**Stored items:**
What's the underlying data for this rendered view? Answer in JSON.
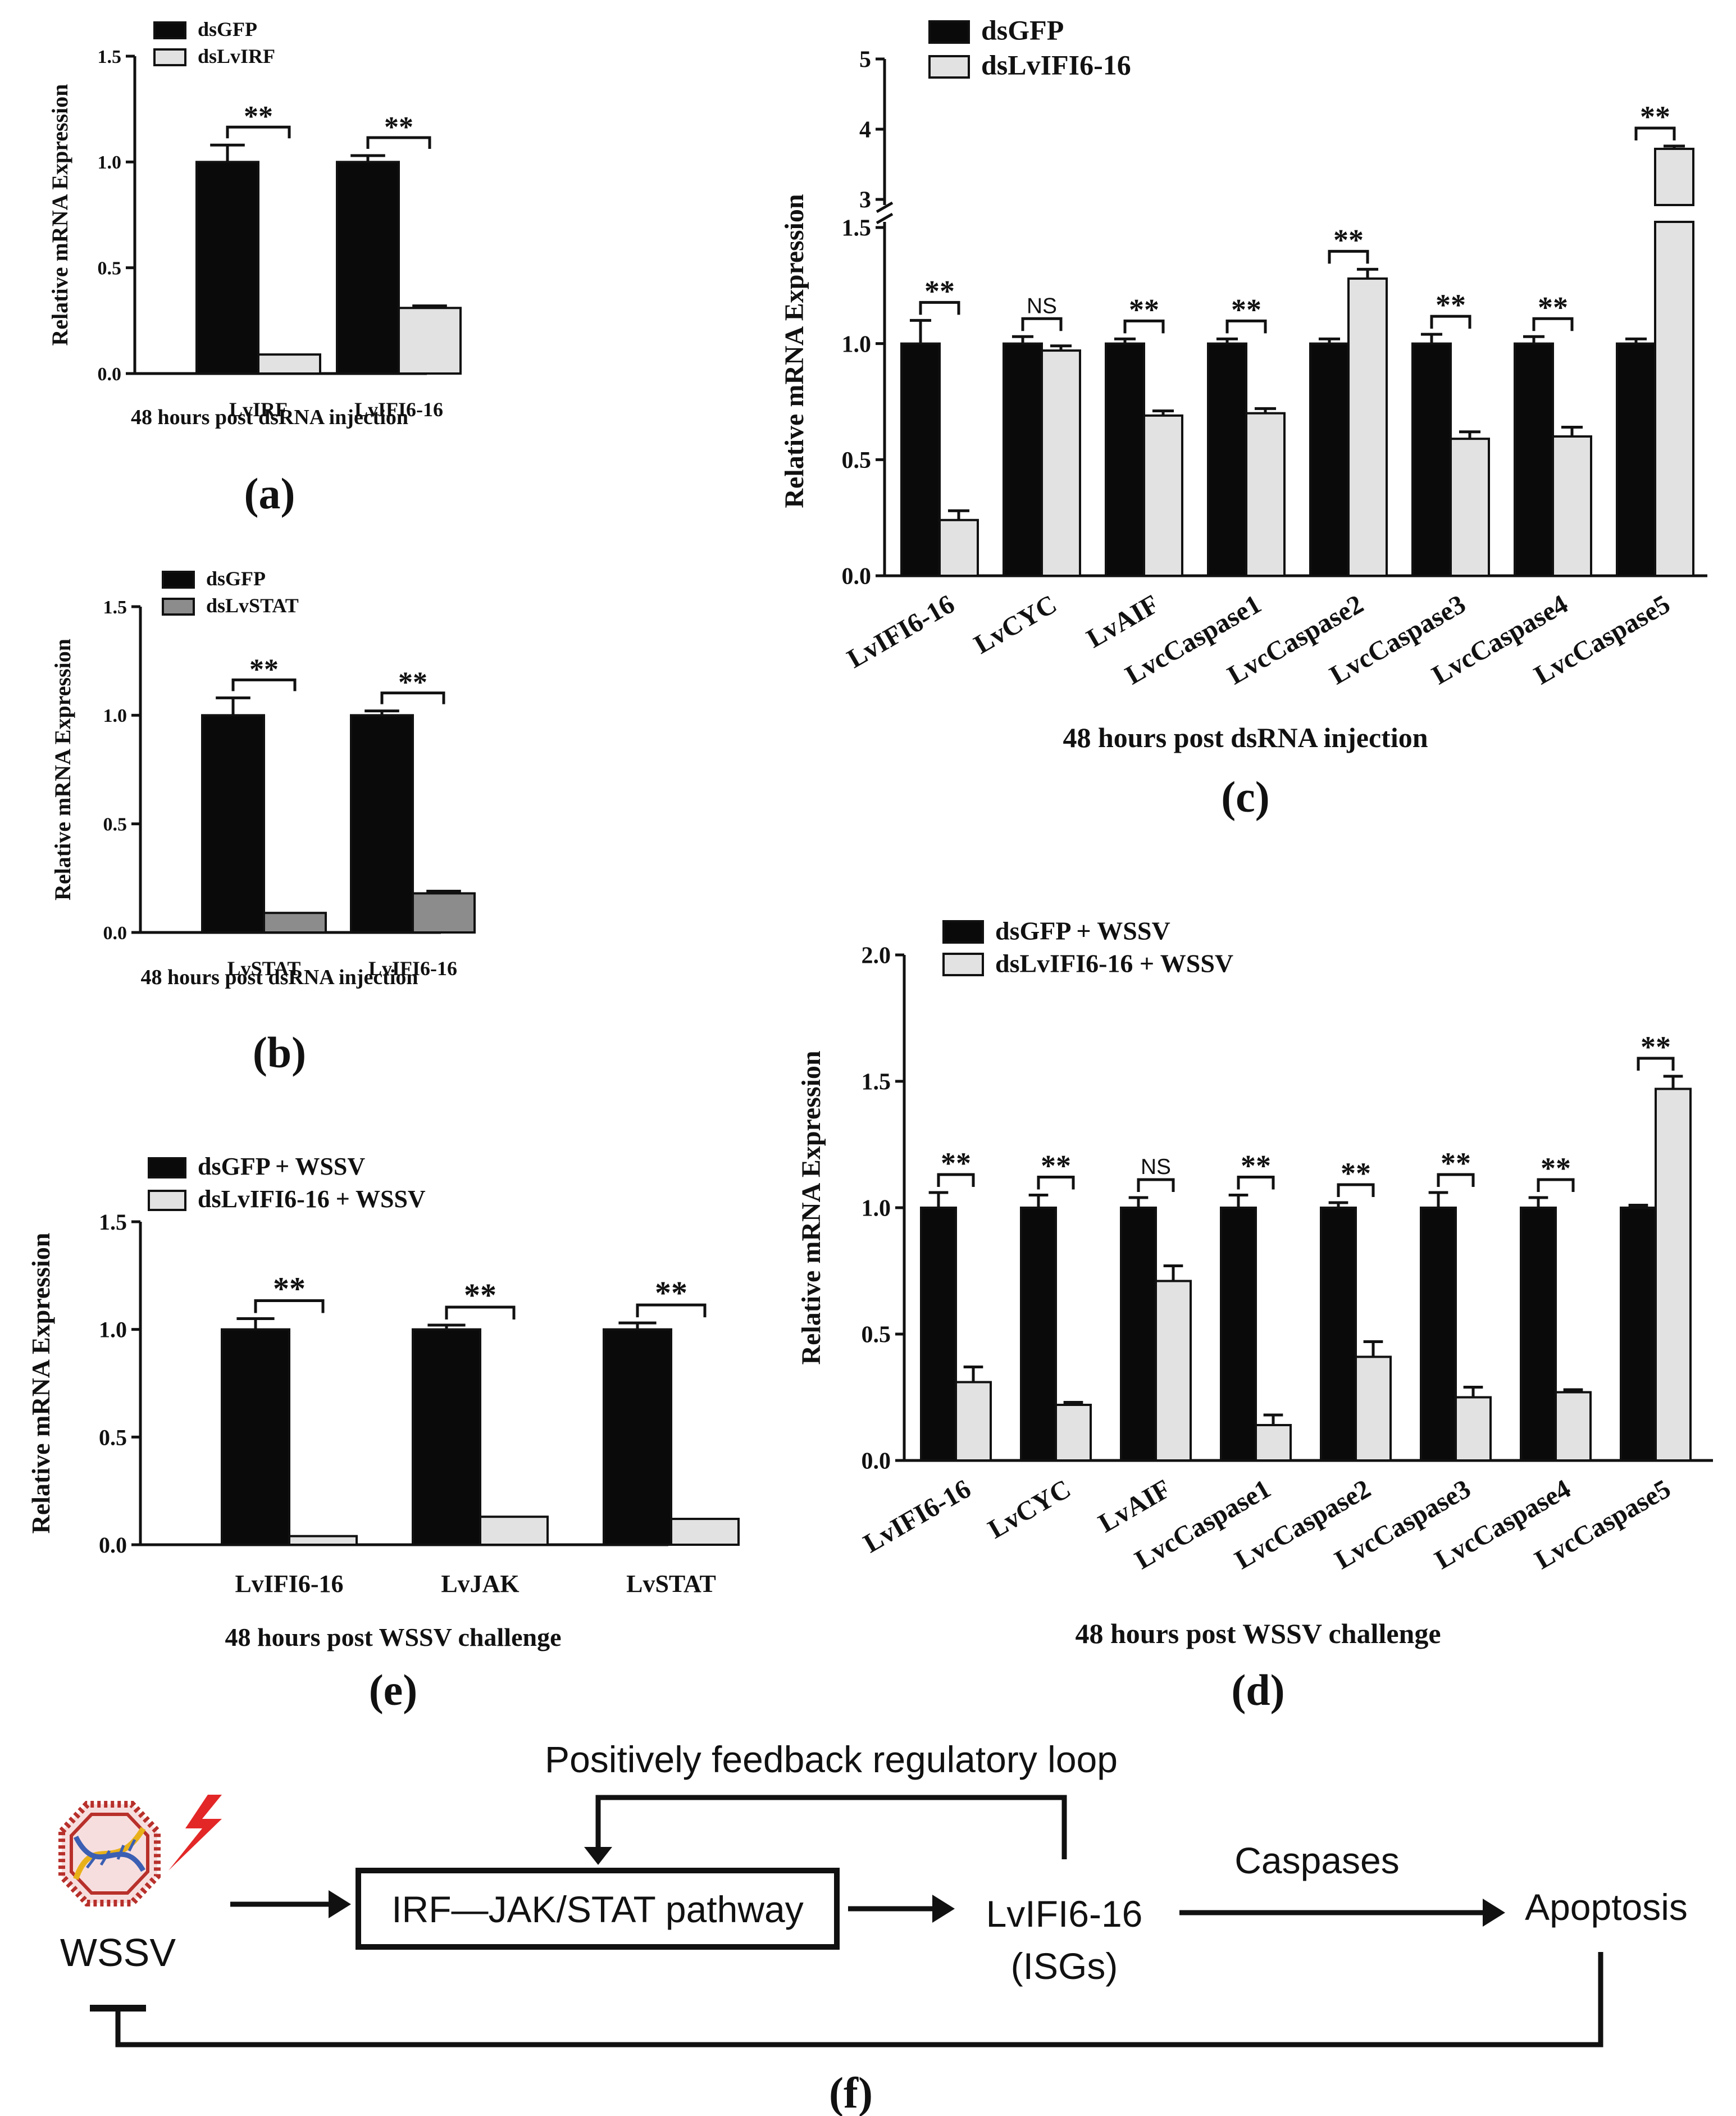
{
  "colors": {
    "black_bar": "#0a0a0a",
    "light_bar": "#e2e2e2",
    "gray_bar": "#8c8c8c",
    "axis": "#111111",
    "virus_red": "#b8302b",
    "dna_yellow": "#e8b11a",
    "dna_blue": "#3b5fb3",
    "lightning_red": "#e32727"
  },
  "chart_data": [
    {
      "id": "a",
      "type": "bar",
      "panel_label": "(a)",
      "ylabel": "Relative mRNA Expression",
      "xlabel": "48 hours post dsRNA injection",
      "ylim": [
        0,
        1.5
      ],
      "yticks": [
        "0.0",
        "0.5",
        "1.0",
        "1.5"
      ],
      "categories": [
        "LvIRF",
        "LvIFI6-16"
      ],
      "series": [
        {
          "name": "dsGFP",
          "color": "#0a0a0a",
          "values": [
            1.0,
            1.0
          ],
          "errors": [
            0.08,
            0.03
          ]
        },
        {
          "name": "dsLvIRF",
          "color": "#e2e2e2",
          "values": [
            0.09,
            0.31
          ],
          "errors": [
            0.0,
            0.01
          ]
        }
      ],
      "significance": [
        "**",
        "**"
      ]
    },
    {
      "id": "b",
      "type": "bar",
      "panel_label": "(b)",
      "ylabel": "Relative mRNA Expression",
      "xlabel": "48 hours post dsRNA injection",
      "ylim": [
        0,
        1.5
      ],
      "yticks": [
        "0.0",
        "0.5",
        "1.0",
        "1.5"
      ],
      "categories": [
        "LvSTAT",
        "LvIFI6-16"
      ],
      "series": [
        {
          "name": "dsGFP",
          "color": "#0a0a0a",
          "values": [
            1.0,
            1.0
          ],
          "errors": [
            0.08,
            0.02
          ]
        },
        {
          "name": "dsLvSTAT",
          "color": "#8c8c8c",
          "values": [
            0.09,
            0.18
          ],
          "errors": [
            0.0,
            0.01
          ]
        }
      ],
      "significance": [
        "**",
        "**"
      ]
    },
    {
      "id": "c",
      "type": "bar",
      "panel_label": "(c)",
      "ylabel": "Relative mRNA Expression",
      "xlabel": "48 hours post dsRNA injection",
      "ylim": [
        0,
        5
      ],
      "axis_break": [
        1.5,
        3
      ],
      "yticks_lower": [
        "0.0",
        "0.5",
        "1.0",
        "1.5"
      ],
      "yticks_upper": [
        "3",
        "4",
        "5"
      ],
      "categories": [
        "LvIFI6-16",
        "LvCYC",
        "LvAIF",
        "LvcCaspase1",
        "LvcCaspase2",
        "LvcCaspase3",
        "LvcCaspase4",
        "LvcCaspase5"
      ],
      "series": [
        {
          "name": "dsGFP",
          "color": "#0a0a0a",
          "values": [
            1.0,
            1.0,
            1.0,
            1.0,
            1.0,
            1.0,
            1.0,
            1.0
          ],
          "errors": [
            0.1,
            0.03,
            0.02,
            0.02,
            0.02,
            0.04,
            0.03,
            0.02
          ]
        },
        {
          "name": "dsLvIFI6-16",
          "color": "#e2e2e2",
          "values": [
            0.24,
            0.97,
            0.69,
            0.7,
            1.28,
            0.59,
            0.6,
            3.72
          ],
          "errors": [
            0.04,
            0.02,
            0.02,
            0.02,
            0.04,
            0.03,
            0.04,
            0.04
          ]
        }
      ],
      "significance": [
        "**",
        "NS",
        "**",
        "**",
        "**",
        "**",
        "**",
        "**"
      ]
    },
    {
      "id": "d",
      "type": "bar",
      "panel_label": "(d)",
      "ylabel": "Relative mRNA Expression",
      "xlabel": "48 hours post WSSV challenge",
      "ylim": [
        0,
        2.0
      ],
      "yticks": [
        "0.0",
        "0.5",
        "1.0",
        "1.5",
        "2.0"
      ],
      "categories": [
        "LvIFI6-16",
        "LvCYC",
        "LvAIF",
        "LvcCaspase1",
        "LvcCaspase2",
        "LvcCaspase3",
        "LvcCaspase4",
        "LvcCaspase5"
      ],
      "series": [
        {
          "name": "dsGFP + WSSV",
          "color": "#0a0a0a",
          "values": [
            1.0,
            1.0,
            1.0,
            1.0,
            1.0,
            1.0,
            1.0,
            1.0
          ],
          "errors": [
            0.06,
            0.05,
            0.04,
            0.05,
            0.02,
            0.06,
            0.04,
            0.01
          ]
        },
        {
          "name": "dsLvIFI6-16 + WSSV",
          "color": "#e2e2e2",
          "values": [
            0.31,
            0.22,
            0.71,
            0.14,
            0.41,
            0.25,
            0.27,
            1.47
          ],
          "errors": [
            0.06,
            0.01,
            0.06,
            0.04,
            0.06,
            0.04,
            0.01,
            0.05
          ]
        }
      ],
      "significance": [
        "**",
        "**",
        "NS",
        "**",
        "**",
        "**",
        "**",
        "**"
      ]
    },
    {
      "id": "e",
      "type": "bar",
      "panel_label": "(e)",
      "ylabel": "Relative mRNA Expression",
      "xlabel": "48 hours post WSSV challenge",
      "ylim": [
        0,
        1.5
      ],
      "yticks": [
        "0.0",
        "0.5",
        "1.0",
        "1.5"
      ],
      "categories": [
        "LvIFI6-16",
        "LvJAK",
        "LvSTAT"
      ],
      "series": [
        {
          "name": "dsGFP + WSSV",
          "color": "#0a0a0a",
          "values": [
            1.0,
            1.0,
            1.0
          ],
          "errors": [
            0.05,
            0.02,
            0.03
          ]
        },
        {
          "name": "dsLvIFI6-16 + WSSV",
          "color": "#e2e2e2",
          "values": [
            0.04,
            0.13,
            0.12
          ],
          "errors": [
            0.0,
            0.0,
            0.0
          ]
        }
      ],
      "significance": [
        "**",
        "**",
        "**"
      ]
    }
  ],
  "diagram": {
    "panel_label": "(f)",
    "loop_label": "Positively feedback regulatory loop",
    "virus_label": "WSSV",
    "pathway_label": "IRF—JAK/STAT pathway",
    "gene_label": "LvIFI6-16",
    "gene_sublabel": "(ISGs)",
    "edge_label": "Caspases",
    "outcome_label": "Apoptosis",
    "virus_icon": "wssv-virion-icon",
    "lightning_icon": "lightning-bolt-icon"
  }
}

**PROBLEM TO SOLVE:**
Return the entries unchanged, save for the pictures, which do not belong in the copy.

**OUTPUT:**
What's the underlying data for this rendered view? Answer in JSON.
{
  "colors": {
    "black_bar": "#0a0a0a",
    "light_bar": "#e2e2e2",
    "gray_bar": "#8c8c8c",
    "axis": "#111111",
    "virus_red": "#b8302b",
    "dna_yellow": "#e8b11a",
    "dna_blue": "#3b5fb3",
    "lightning_red": "#e32727"
  },
  "chart_data": [
    {
      "id": "a",
      "type": "bar",
      "panel_label": "(a)",
      "ylabel": "Relative mRNA Expression",
      "xlabel": "48 hours post dsRNA injection",
      "ylim": [
        0,
        1.5
      ],
      "yticks": [
        "0.0",
        "0.5",
        "1.0",
        "1.5"
      ],
      "categories": [
        "LvIRF",
        "LvIFI6-16"
      ],
      "series": [
        {
          "name": "dsGFP",
          "color": "#0a0a0a",
          "values": [
            1.0,
            1.0
          ],
          "errors": [
            0.08,
            0.03
          ]
        },
        {
          "name": "dsLvIRF",
          "color": "#e2e2e2",
          "values": [
            0.09,
            0.31
          ],
          "errors": [
            0.0,
            0.01
          ]
        }
      ],
      "significance": [
        "**",
        "**"
      ]
    },
    {
      "id": "b",
      "type": "bar",
      "panel_label": "(b)",
      "ylabel": "Relative mRNA Expression",
      "xlabel": "48 hours post dsRNA injection",
      "ylim": [
        0,
        1.5
      ],
      "yticks": [
        "0.0",
        "0.5",
        "1.0",
        "1.5"
      ],
      "categories": [
        "LvSTAT",
        "LvIFI6-16"
      ],
      "series": [
        {
          "name": "dsGFP",
          "color": "#0a0a0a",
          "values": [
            1.0,
            1.0
          ],
          "errors": [
            0.08,
            0.02
          ]
        },
        {
          "name": "dsLvSTAT",
          "color": "#8c8c8c",
          "values": [
            0.09,
            0.18
          ],
          "errors": [
            0.0,
            0.01
          ]
        }
      ],
      "significance": [
        "**",
        "**"
      ]
    },
    {
      "id": "c",
      "type": "bar",
      "panel_label": "(c)",
      "ylabel": "Relative mRNA Expression",
      "xlabel": "48 hours post dsRNA injection",
      "ylim": [
        0,
        5
      ],
      "axis_break": [
        1.5,
        3
      ],
      "yticks_lower": [
        "0.0",
        "0.5",
        "1.0",
        "1.5"
      ],
      "yticks_upper": [
        "3",
        "4",
        "5"
      ],
      "categories": [
        "LvIFI6-16",
        "LvCYC",
        "LvAIF",
        "LvcCaspase1",
        "LvcCaspase2",
        "LvcCaspase3",
        "LvcCaspase4",
        "LvcCaspase5"
      ],
      "series": [
        {
          "name": "dsGFP",
          "color": "#0a0a0a",
          "values": [
            1.0,
            1.0,
            1.0,
            1.0,
            1.0,
            1.0,
            1.0,
            1.0
          ],
          "errors": [
            0.1,
            0.03,
            0.02,
            0.02,
            0.02,
            0.04,
            0.03,
            0.02
          ]
        },
        {
          "name": "dsLvIFI6-16",
          "color": "#e2e2e2",
          "values": [
            0.24,
            0.97,
            0.69,
            0.7,
            1.28,
            0.59,
            0.6,
            3.72
          ],
          "errors": [
            0.04,
            0.02,
            0.02,
            0.02,
            0.04,
            0.03,
            0.04,
            0.04
          ]
        }
      ],
      "significance": [
        "**",
        "NS",
        "**",
        "**",
        "**",
        "**",
        "**",
        "**"
      ]
    },
    {
      "id": "d",
      "type": "bar",
      "panel_label": "(d)",
      "ylabel": "Relative mRNA Expression",
      "xlabel": "48 hours post WSSV challenge",
      "ylim": [
        0,
        2.0
      ],
      "yticks": [
        "0.0",
        "0.5",
        "1.0",
        "1.5",
        "2.0"
      ],
      "categories": [
        "LvIFI6-16",
        "LvCYC",
        "LvAIF",
        "LvcCaspase1",
        "LvcCaspase2",
        "LvcCaspase3",
        "LvcCaspase4",
        "LvcCaspase5"
      ],
      "series": [
        {
          "name": "dsGFP + WSSV",
          "color": "#0a0a0a",
          "values": [
            1.0,
            1.0,
            1.0,
            1.0,
            1.0,
            1.0,
            1.0,
            1.0
          ],
          "errors": [
            0.06,
            0.05,
            0.04,
            0.05,
            0.02,
            0.06,
            0.04,
            0.01
          ]
        },
        {
          "name": "dsLvIFI6-16 + WSSV",
          "color": "#e2e2e2",
          "values": [
            0.31,
            0.22,
            0.71,
            0.14,
            0.41,
            0.25,
            0.27,
            1.47
          ],
          "errors": [
            0.06,
            0.01,
            0.06,
            0.04,
            0.06,
            0.04,
            0.01,
            0.05
          ]
        }
      ],
      "significance": [
        "**",
        "**",
        "NS",
        "**",
        "**",
        "**",
        "**",
        "**"
      ]
    },
    {
      "id": "e",
      "type": "bar",
      "panel_label": "(e)",
      "ylabel": "Relative mRNA Expression",
      "xlabel": "48 hours post WSSV challenge",
      "ylim": [
        0,
        1.5
      ],
      "yticks": [
        "0.0",
        "0.5",
        "1.0",
        "1.5"
      ],
      "categories": [
        "LvIFI6-16",
        "LvJAK",
        "LvSTAT"
      ],
      "series": [
        {
          "name": "dsGFP + WSSV",
          "color": "#0a0a0a",
          "values": [
            1.0,
            1.0,
            1.0
          ],
          "errors": [
            0.05,
            0.02,
            0.03
          ]
        },
        {
          "name": "dsLvIFI6-16 + WSSV",
          "color": "#e2e2e2",
          "values": [
            0.04,
            0.13,
            0.12
          ],
          "errors": [
            0.0,
            0.0,
            0.0
          ]
        }
      ],
      "significance": [
        "**",
        "**",
        "**"
      ]
    }
  ],
  "diagram": {
    "panel_label": "(f)",
    "loop_label": "Positively feedback regulatory loop",
    "virus_label": "WSSV",
    "pathway_label": "IRF—JAK/STAT pathway",
    "gene_label": "LvIFI6-16",
    "gene_sublabel": "(ISGs)",
    "edge_label": "Caspases",
    "outcome_label": "Apoptosis",
    "virus_icon": "wssv-virion-icon",
    "lightning_icon": "lightning-bolt-icon"
  }
}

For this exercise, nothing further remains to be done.